Repeat each line word for word.

* begin *

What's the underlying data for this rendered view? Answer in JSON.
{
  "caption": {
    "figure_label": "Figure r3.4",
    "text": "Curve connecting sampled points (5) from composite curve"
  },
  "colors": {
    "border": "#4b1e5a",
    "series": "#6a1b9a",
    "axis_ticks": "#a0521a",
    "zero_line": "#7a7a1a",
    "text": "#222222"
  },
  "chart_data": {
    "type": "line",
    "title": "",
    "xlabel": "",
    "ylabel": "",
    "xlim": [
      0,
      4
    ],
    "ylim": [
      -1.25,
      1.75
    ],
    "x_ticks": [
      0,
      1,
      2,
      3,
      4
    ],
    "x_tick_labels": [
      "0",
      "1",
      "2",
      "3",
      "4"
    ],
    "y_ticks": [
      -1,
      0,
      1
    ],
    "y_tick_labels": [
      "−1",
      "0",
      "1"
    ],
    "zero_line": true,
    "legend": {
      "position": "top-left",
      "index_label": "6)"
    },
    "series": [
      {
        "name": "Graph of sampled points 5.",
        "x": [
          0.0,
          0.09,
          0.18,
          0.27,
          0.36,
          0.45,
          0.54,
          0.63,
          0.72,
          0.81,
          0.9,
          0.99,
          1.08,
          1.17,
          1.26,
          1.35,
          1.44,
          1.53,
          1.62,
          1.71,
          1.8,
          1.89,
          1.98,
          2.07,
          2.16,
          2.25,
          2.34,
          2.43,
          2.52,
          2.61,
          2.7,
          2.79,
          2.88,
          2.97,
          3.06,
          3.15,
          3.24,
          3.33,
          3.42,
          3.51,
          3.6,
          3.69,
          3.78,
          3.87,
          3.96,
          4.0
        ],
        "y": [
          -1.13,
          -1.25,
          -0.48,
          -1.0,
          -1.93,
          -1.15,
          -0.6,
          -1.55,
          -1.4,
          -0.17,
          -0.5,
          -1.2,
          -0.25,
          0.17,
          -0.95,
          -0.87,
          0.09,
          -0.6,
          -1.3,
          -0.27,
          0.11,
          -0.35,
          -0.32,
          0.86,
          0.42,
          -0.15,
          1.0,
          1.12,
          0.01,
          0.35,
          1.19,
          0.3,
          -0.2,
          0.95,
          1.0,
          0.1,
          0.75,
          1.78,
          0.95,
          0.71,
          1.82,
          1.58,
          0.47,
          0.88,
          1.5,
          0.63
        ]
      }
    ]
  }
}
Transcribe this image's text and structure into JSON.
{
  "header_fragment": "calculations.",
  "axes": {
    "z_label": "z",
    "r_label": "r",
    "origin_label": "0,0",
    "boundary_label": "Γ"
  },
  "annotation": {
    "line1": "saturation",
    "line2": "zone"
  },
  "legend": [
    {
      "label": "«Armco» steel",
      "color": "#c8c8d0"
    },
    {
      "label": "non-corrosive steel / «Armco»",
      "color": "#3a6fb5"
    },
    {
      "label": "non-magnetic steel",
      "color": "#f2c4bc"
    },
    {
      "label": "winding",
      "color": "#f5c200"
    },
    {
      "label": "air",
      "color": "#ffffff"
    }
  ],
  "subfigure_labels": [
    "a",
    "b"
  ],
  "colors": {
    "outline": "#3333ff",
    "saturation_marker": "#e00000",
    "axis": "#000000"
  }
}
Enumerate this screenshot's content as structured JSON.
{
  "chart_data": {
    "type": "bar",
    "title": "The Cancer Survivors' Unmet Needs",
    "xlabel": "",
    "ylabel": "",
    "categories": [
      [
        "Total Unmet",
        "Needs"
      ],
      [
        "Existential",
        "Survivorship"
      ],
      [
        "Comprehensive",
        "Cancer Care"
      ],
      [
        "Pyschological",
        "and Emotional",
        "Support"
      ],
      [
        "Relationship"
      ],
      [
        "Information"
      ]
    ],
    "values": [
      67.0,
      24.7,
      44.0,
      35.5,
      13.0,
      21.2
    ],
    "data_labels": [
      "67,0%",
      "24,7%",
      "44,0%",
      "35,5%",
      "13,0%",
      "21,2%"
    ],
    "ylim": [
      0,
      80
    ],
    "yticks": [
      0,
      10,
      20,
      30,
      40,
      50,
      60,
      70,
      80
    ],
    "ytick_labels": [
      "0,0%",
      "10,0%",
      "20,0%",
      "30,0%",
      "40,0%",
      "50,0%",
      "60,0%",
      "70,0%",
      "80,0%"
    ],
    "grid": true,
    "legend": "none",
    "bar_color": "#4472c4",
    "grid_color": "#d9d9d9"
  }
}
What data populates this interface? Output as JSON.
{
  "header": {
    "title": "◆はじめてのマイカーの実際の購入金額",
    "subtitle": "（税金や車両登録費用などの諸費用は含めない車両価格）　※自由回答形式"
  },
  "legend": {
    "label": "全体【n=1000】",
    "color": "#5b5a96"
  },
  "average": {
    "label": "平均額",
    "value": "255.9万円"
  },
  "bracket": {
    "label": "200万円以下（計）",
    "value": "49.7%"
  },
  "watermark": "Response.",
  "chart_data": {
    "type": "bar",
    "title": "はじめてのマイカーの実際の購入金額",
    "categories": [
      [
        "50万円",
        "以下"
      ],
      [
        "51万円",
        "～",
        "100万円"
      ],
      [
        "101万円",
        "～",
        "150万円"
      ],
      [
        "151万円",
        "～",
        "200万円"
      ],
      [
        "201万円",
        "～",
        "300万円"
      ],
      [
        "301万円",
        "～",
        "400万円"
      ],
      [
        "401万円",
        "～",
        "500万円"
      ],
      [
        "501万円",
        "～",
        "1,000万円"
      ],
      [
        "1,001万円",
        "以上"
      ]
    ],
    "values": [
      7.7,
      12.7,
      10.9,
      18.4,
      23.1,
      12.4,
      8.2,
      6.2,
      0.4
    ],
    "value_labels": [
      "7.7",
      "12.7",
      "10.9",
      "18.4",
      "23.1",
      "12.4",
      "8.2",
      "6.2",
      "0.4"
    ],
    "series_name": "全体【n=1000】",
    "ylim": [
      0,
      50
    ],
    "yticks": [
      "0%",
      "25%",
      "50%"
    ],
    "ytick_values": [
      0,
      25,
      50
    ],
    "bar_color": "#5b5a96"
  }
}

* end *

Answer to this problem:
What's the underlying data for this rendered view? Answer in JSON.
{
  "caption": {
    "figure_label": "Figure r3.4",
    "text": "Curve connecting sampled points (5) from composite curve"
  },
  "colors": {
    "border": "#4b1e5a",
    "series": "#6a1b9a",
    "axis_ticks": "#a0521a",
    "zero_line": "#7a7a1a",
    "text": "#222222"
  },
  "chart_data": {
    "type": "line",
    "title": "",
    "xlabel": "",
    "ylabel": "",
    "xlim": [
      0,
      4
    ],
    "ylim": [
      -1.25,
      1.75
    ],
    "x_ticks": [
      0,
      1,
      2,
      3,
      4
    ],
    "x_tick_labels": [
      "0",
      "1",
      "2",
      "3",
      "4"
    ],
    "y_ticks": [
      -1,
      0,
      1
    ],
    "y_tick_labels": [
      "−1",
      "0",
      "1"
    ],
    "zero_line": true,
    "legend": {
      "position": "top-left",
      "index_label": "6)"
    },
    "series": [
      {
        "name": "Graph of sampled points 5.",
        "x": [
          0.0,
          0.09,
          0.18,
          0.27,
          0.36,
          0.45,
          0.54,
          0.63,
          0.72,
          0.81,
          0.9,
          0.99,
          1.08,
          1.17,
          1.26,
          1.35,
          1.44,
          1.53,
          1.62,
          1.71,
          1.8,
          1.89,
          1.98,
          2.07,
          2.16,
          2.25,
          2.34,
          2.43,
          2.52,
          2.61,
          2.7,
          2.79,
          2.88,
          2.97,
          3.06,
          3.15,
          3.24,
          3.33,
          3.42,
          3.51,
          3.6,
          3.69,
          3.78,
          3.87,
          3.96,
          4.0
        ],
        "y": [
          -1.13,
          -1.25,
          -0.48,
          -1.0,
          -1.93,
          -1.15,
          -0.6,
          -1.55,
          -1.4,
          -0.17,
          -0.5,
          -1.2,
          -0.25,
          0.17,
          -0.95,
          -0.87,
          0.09,
          -0.6,
          -1.3,
          -0.27,
          0.11,
          -0.35,
          -0.32,
          0.86,
          0.42,
          -0.15,
          1.0,
          1.12,
          0.01,
          0.35,
          1.19,
          0.3,
          -0.2,
          0.95,
          1.0,
          0.1,
          0.75,
          1.78,
          0.95,
          0.71,
          1.82,
          1.58,
          0.47,
          0.88,
          1.5,
          0.63
        ]
      }
    ]
  }
}
Transcribe this image's text and structure into JSON.
{
  "header_fragment": "calculations.",
  "axes": {
    "z_label": "z",
    "r_label": "r",
    "origin_label": "0,0",
    "boundary_label": "Γ"
  },
  "annotation": {
    "line1": "saturation",
    "line2": "zone"
  },
  "legend": [
    {
      "label": "«Armco» steel",
      "color": "#c8c8d0"
    },
    {
      "label": "non-corrosive steel / «Armco»",
      "color": "#3a6fb5"
    },
    {
      "label": "non-magnetic steel",
      "color": "#f2c4bc"
    },
    {
      "label": "winding",
      "color": "#f5c200"
    },
    {
      "label": "air",
      "color": "#ffffff"
    }
  ],
  "subfigure_labels": [
    "a",
    "b"
  ],
  "colors": {
    "outline": "#3333ff",
    "saturation_marker": "#e00000",
    "axis": "#000000"
  }
}
Enumerate this screenshot's content as structured JSON.
{
  "chart_data": {
    "type": "bar",
    "title": "The Cancer Survivors' Unmet Needs",
    "xlabel": "",
    "ylabel": "",
    "categories": [
      [
        "Total Unmet",
        "Needs"
      ],
      [
        "Existential",
        "Survivorship"
      ],
      [
        "Comprehensive",
        "Cancer Care"
      ],
      [
        "Pyschological",
        "and Emotional",
        "Support"
      ],
      [
        "Relationship"
      ],
      [
        "Information"
      ]
    ],
    "values": [
      67.0,
      24.7,
      44.0,
      35.5,
      13.0,
      21.2
    ],
    "data_labels": [
      "67,0%",
      "24,7%",
      "44,0%",
      "35,5%",
      "13,0%",
      "21,2%"
    ],
    "ylim": [
      0,
      80
    ],
    "yticks": [
      0,
      10,
      20,
      30,
      40,
      50,
      60,
      70,
      80
    ],
    "ytick_labels": [
      "0,0%",
      "10,0%",
      "20,0%",
      "30,0%",
      "40,0%",
      "50,0%",
      "60,0%",
      "70,0%",
      "80,0%"
    ],
    "grid": true,
    "legend": "none",
    "bar_color": "#4472c4",
    "grid_color": "#d9d9d9"
  }
}
What data populates this interface? Output as JSON.
{
  "header": {
    "title": "◆はじめてのマイカーの実際の購入金額",
    "subtitle": "（税金や車両登録費用などの諸費用は含めない車両価格）　※自由回答形式"
  },
  "legend": {
    "label": "全体【n=1000】",
    "color": "#5b5a96"
  },
  "average": {
    "label": "平均額",
    "value": "255.9万円"
  },
  "bracket": {
    "label": "200万円以下（計）",
    "value": "49.7%"
  },
  "watermark": "Response.",
  "chart_data": {
    "type": "bar",
    "title": "はじめてのマイカーの実際の購入金額",
    "categories": [
      [
        "50万円",
        "以下"
      ],
      [
        "51万円",
        "～",
        "100万円"
      ],
      [
        "101万円",
        "～",
        "150万円"
      ],
      [
        "151万円",
        "～",
        "200万円"
      ],
      [
        "201万円",
        "～",
        "300万円"
      ],
      [
        "301万円",
        "～",
        "400万円"
      ],
      [
        "401万円",
        "～",
        "500万円"
      ],
      [
        "501万円",
        "～",
        "1,000万円"
      ],
      [
        "1,001万円",
        "以上"
      ]
    ],
    "values": [
      7.7,
      12.7,
      10.9,
      18.4,
      23.1,
      12.4,
      8.2,
      6.2,
      0.4
    ],
    "value_labels": [
      "7.7",
      "12.7",
      "10.9",
      "18.4",
      "23.1",
      "12.4",
      "8.2",
      "6.2",
      "0.4"
    ],
    "series_name": "全体【n=1000】",
    "ylim": [
      0,
      50
    ],
    "yticks": [
      "0%",
      "25%",
      "50%"
    ],
    "ytick_values": [
      0,
      25,
      50
    ],
    "bar_color": "#5b5a96"
  }
}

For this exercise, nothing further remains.